# What you need to do
Give back the whole listing exactly as shown.
-- -- --
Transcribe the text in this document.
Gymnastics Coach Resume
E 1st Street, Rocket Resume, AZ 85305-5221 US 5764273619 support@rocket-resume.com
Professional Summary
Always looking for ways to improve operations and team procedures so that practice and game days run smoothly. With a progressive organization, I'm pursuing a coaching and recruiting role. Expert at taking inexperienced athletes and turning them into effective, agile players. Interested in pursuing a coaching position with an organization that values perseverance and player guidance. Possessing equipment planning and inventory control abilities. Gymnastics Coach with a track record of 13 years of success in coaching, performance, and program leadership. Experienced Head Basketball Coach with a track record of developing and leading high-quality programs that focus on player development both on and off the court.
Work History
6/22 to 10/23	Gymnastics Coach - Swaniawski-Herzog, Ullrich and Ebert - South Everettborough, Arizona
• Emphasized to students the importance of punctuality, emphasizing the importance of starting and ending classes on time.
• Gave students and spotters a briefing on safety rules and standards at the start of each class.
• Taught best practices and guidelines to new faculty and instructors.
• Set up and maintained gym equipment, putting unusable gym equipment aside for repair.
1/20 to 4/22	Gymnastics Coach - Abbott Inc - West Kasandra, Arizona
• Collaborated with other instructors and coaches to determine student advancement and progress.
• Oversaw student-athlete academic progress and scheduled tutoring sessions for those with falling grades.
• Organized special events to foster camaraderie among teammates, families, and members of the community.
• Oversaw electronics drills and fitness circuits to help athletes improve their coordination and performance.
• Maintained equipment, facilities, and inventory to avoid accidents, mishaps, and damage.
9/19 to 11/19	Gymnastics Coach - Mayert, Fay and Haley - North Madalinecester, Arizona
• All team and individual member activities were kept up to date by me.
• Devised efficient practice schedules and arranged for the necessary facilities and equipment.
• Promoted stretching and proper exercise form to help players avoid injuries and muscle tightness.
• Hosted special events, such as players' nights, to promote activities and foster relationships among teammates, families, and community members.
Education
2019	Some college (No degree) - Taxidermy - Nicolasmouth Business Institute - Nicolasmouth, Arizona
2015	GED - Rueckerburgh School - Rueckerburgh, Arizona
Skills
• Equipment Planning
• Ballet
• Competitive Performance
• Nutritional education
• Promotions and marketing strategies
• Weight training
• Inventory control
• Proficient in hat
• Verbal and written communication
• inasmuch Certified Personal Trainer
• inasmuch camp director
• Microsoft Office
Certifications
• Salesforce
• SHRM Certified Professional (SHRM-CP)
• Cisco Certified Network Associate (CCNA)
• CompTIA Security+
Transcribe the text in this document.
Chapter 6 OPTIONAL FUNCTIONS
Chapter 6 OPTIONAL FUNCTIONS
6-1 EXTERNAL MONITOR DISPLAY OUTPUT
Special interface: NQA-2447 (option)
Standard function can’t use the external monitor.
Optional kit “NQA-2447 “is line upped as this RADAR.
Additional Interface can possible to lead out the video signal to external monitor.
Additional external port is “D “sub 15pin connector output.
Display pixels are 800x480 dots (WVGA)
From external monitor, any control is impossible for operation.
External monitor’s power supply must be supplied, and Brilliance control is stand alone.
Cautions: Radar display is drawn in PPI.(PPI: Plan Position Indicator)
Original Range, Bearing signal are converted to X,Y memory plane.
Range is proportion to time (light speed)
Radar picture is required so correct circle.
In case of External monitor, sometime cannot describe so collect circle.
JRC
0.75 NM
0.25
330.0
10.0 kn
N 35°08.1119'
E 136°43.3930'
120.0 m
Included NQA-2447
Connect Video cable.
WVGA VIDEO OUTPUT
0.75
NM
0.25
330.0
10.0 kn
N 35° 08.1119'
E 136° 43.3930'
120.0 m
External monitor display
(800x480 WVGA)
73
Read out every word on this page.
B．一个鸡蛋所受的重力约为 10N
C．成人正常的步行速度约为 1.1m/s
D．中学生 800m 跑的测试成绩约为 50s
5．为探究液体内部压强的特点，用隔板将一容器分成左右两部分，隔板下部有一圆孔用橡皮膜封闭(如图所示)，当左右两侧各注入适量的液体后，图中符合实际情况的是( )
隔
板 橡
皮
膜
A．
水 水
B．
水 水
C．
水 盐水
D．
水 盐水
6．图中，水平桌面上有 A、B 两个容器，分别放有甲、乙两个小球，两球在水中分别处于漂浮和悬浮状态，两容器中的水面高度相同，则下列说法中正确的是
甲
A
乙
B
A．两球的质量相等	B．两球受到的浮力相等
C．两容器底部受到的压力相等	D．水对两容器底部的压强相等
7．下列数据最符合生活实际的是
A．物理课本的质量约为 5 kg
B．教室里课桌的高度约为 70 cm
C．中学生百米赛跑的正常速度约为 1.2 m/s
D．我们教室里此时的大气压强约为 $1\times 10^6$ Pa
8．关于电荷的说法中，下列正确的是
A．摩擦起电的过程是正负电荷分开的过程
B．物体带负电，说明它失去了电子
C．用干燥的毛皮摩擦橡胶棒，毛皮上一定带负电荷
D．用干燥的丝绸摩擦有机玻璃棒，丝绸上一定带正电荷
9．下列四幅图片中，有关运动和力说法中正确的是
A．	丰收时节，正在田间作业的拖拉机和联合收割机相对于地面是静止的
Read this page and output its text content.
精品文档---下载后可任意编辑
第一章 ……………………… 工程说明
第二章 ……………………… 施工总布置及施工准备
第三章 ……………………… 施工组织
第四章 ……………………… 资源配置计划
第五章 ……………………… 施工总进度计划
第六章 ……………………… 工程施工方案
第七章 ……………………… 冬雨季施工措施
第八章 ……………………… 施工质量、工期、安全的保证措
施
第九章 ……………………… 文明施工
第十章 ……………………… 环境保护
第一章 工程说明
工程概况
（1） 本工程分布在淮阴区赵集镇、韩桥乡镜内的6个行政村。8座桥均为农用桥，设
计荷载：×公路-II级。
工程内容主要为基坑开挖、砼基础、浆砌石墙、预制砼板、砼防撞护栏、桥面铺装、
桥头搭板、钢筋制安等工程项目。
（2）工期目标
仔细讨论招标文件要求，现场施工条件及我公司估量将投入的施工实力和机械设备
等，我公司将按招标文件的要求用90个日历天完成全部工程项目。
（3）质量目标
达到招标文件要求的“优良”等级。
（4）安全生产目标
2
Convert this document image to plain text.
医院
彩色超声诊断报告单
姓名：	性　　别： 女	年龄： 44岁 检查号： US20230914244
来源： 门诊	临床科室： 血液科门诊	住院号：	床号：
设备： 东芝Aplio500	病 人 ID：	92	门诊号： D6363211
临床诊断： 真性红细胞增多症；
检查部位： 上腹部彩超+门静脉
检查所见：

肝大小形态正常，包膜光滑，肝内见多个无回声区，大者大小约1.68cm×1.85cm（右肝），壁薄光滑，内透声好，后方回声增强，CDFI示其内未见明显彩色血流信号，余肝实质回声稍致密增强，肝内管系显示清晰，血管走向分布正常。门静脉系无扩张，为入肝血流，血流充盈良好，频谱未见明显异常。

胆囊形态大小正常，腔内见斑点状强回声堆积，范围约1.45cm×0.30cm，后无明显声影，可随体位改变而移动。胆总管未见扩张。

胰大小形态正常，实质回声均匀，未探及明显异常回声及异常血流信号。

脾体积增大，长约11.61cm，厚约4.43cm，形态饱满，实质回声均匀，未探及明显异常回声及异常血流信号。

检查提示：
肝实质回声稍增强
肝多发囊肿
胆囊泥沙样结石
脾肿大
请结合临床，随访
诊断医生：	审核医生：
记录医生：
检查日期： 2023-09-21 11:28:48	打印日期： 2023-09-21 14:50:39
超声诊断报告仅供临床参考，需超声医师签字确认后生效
-- -- --
# Worked answer
Transcribe the text in this document.
Gymnastics Coach Resume
E 1st Street, Rocket Resume, AZ 85305-5221 US 5764273619 support@rocket-resume.com
Professional Summary
Always looking for ways to improve operations and team procedures so that practice and game days run smoothly. With a progressive organization, I'm pursuing a coaching and recruiting role. Expert at taking inexperienced athletes and turning them into effective, agile players. Interested in pursuing a coaching position with an organization that values perseverance and player guidance. Possessing equipment planning and inventory control abilities. Gymnastics Coach with a track record of 13 years of success in coaching, performance, and program leadership. Experienced Head Basketball Coach with a track record of developing and leading high-quality programs that focus on player development both on and off the court.
Work History
6/22 to 10/23	Gymnastics Coach - Swaniawski-Herzog, Ullrich and Ebert - South Everettborough, Arizona
• Emphasized to students the importance of punctuality, emphasizing the importance of starting and ending classes on time.
• Gave students and spotters a briefing on safety rules and standards at the start of each class.
• Taught best practices and guidelines to new faculty and instructors.
• Set up and maintained gym equipment, putting unusable gym equipment aside for repair.
1/20 to 4/22	Gymnastics Coach - Abbott Inc - West Kasandra, Arizona
• Collaborated with other instructors and coaches to determine student advancement and progress.
• Oversaw student-athlete academic progress and scheduled tutoring sessions for those with falling grades.
• Organized special events to foster camaraderie among teammates, families, and members of the community.
• Oversaw electronics drills and fitness circuits to help athletes improve their coordination and performance.
• Maintained equipment, facilities, and inventory to avoid accidents, mishaps, and damage.
9/19 to 11/19	Gymnastics Coach - Mayert, Fay and Haley - North Madalinecester, Arizona
• All team and individual member activities were kept up to date by me.
• Devised efficient practice schedules and arranged for the necessary facilities and equipment.
• Promoted stretching and proper exercise form to help players avoid injuries and muscle tightness.
• Hosted special events, such as players' nights, to promote activities and foster relationships among teammates, families, and community members.
Education
2019	Some college (No degree) - Taxidermy - Nicolasmouth Business Institute - Nicolasmouth, Arizona
2015	GED - Rueckerburgh School - Rueckerburgh, Arizona
Skills
• Equipment Planning
• Ballet
• Competitive Performance
• Nutritional education
• Promotions and marketing strategies
• Weight training
• Inventory control
• Proficient in hat
• Verbal and written communication
• inasmuch Certified Personal Trainer
• inasmuch camp director
• Microsoft Office
Certifications
• Salesforce
• SHRM Certified Professional (SHRM-CP)
• Cisco Certified Network Associate (CCNA)
• CompTIA Security+
Transcribe the text in this document.
Chapter 6 OPTIONAL FUNCTIONS
Chapter 6 OPTIONAL FUNCTIONS
6-1 EXTERNAL MONITOR DISPLAY OUTPUT
Special interface: NQA-2447 (option)
Standard function can’t use the external monitor.
Optional kit “NQA-2447 “is line upped as this RADAR.
Additional Interface can possible to lead out the video signal to external monitor.
Additional external port is “D “sub 15pin connector output.
Display pixels are 800x480 dots (WVGA)
From external monitor, any control is impossible for operation.
External monitor’s power supply must be supplied, and Brilliance control is stand alone.
Cautions: Radar display is drawn in PPI.(PPI: Plan Position Indicator)
Original Range, Bearing signal are converted to X,Y memory plane.
Range is proportion to time (light speed)
Radar picture is required so correct circle.
In case of External monitor, sometime cannot describe so collect circle.
JRC
0.75 NM
0.25
330.0
10.0 kn
N 35°08.1119'
E 136°43.3930'
120.0 m
Included NQA-2447
Connect Video cable.
WVGA VIDEO OUTPUT
0.75
NM
0.25
330.0
10.0 kn
N 35° 08.1119'
E 136° 43.3930'
120.0 m
External monitor display
(800x480 WVGA)
73
Read out every word on this page.
B．一个鸡蛋所受的重力约为 10N
C．成人正常的步行速度约为 1.1m/s
D．中学生 800m 跑的测试成绩约为 50s
5．为探究液体内部压强的特点，用隔板将一容器分成左右两部分，隔板下部有一圆孔用橡皮膜封闭(如图所示)，当左右两侧各注入适量的液体后，图中符合实际情况的是( )
隔
板 橡
皮
膜
A．
水 水
B．
水 水
C．
水 盐水
D．
水 盐水
6．图中，水平桌面上有 A、B 两个容器，分别放有甲、乙两个小球，两球在水中分别处于漂浮和悬浮状态，两容器中的水面高度相同，则下列说法中正确的是
甲
A
乙
B
A．两球的质量相等	B．两球受到的浮力相等
C．两容器底部受到的压力相等	D．水对两容器底部的压强相等
7．下列数据最符合生活实际的是
A．物理课本的质量约为 5 kg
B．教室里课桌的高度约为 70 cm
C．中学生百米赛跑的正常速度约为 1.2 m/s
D．我们教室里此时的大气压强约为 $1\times 10^6$ Pa
8．关于电荷的说法中，下列正确的是
A．摩擦起电的过程是正负电荷分开的过程
B．物体带负电，说明它失去了电子
C．用干燥的毛皮摩擦橡胶棒，毛皮上一定带负电荷
D．用干燥的丝绸摩擦有机玻璃棒，丝绸上一定带正电荷
9．下列四幅图片中，有关运动和力说法中正确的是
A．	丰收时节，正在田间作业的拖拉机和联合收割机相对于地面是静止的
Read this page and output its text content.
精品文档---下载后可任意编辑
第一章 ……………………… 工程说明
第二章 ……………………… 施工总布置及施工准备
第三章 ……………………… 施工组织
第四章 ……………………… 资源配置计划
第五章 ……………………… 施工总进度计划
第六章 ……………………… 工程施工方案
第七章 ……………………… 冬雨季施工措施
第八章 ……………………… 施工质量、工期、安全的保证措
施
第九章 ……………………… 文明施工
第十章 ……………………… 环境保护
第一章 工程说明
工程概况
（1） 本工程分布在淮阴区赵集镇、韩桥乡镜内的6个行政村。8座桥均为农用桥，设
计荷载：×公路-II级。
工程内容主要为基坑开挖、砼基础、浆砌石墙、预制砼板、砼防撞护栏、桥面铺装、
桥头搭板、钢筋制安等工程项目。
（2）工期目标
仔细讨论招标文件要求，现场施工条件及我公司估量将投入的施工实力和机械设备
等，我公司将按招标文件的要求用90个日历天完成全部工程项目。
（3）质量目标
达到招标文件要求的“优良”等级。
（4）安全生产目标
2
Convert this document image to plain text.
医院
彩色超声诊断报告单
姓名：	性　　别： 女	年龄： 44岁 检查号： US20230914244
来源： 门诊	临床科室： 血液科门诊	住院号：	床号：
设备： 东芝Aplio500	病 人 ID：	92	门诊号： D6363211
临床诊断： 真性红细胞增多症；
检查部位： 上腹部彩超+门静脉
检查所见：

肝大小形态正常，包膜光滑，肝内见多个无回声区，大者大小约1.68cm×1.85cm（右肝），壁薄光滑，内透声好，后方回声增强，CDFI示其内未见明显彩色血流信号，余肝实质回声稍致密增强，肝内管系显示清晰，血管走向分布正常。门静脉系无扩张，为入肝血流，血流充盈良好，频谱未见明显异常。

胆囊形态大小正常，腔内见斑点状强回声堆积，范围约1.45cm×0.30cm，后无明显声影，可随体位改变而移动。胆总管未见扩张。

胰大小形态正常，实质回声均匀，未探及明显异常回声及异常血流信号。

脾体积增大，长约11.61cm，厚约4.43cm，形态饱满，实质回声均匀，未探及明显异常回声及异常血流信号。

检查提示：
肝实质回声稍增强
肝多发囊肿
胆囊泥沙样结石
脾肿大
请结合临床，随访
诊断医生：	审核医生：
记录医生：
检查日期： 2023-09-21 11:28:48	打印日期： 2023-09-21 14:50:39
超声诊断报告仅供临床参考，需超声医师签字确认后生效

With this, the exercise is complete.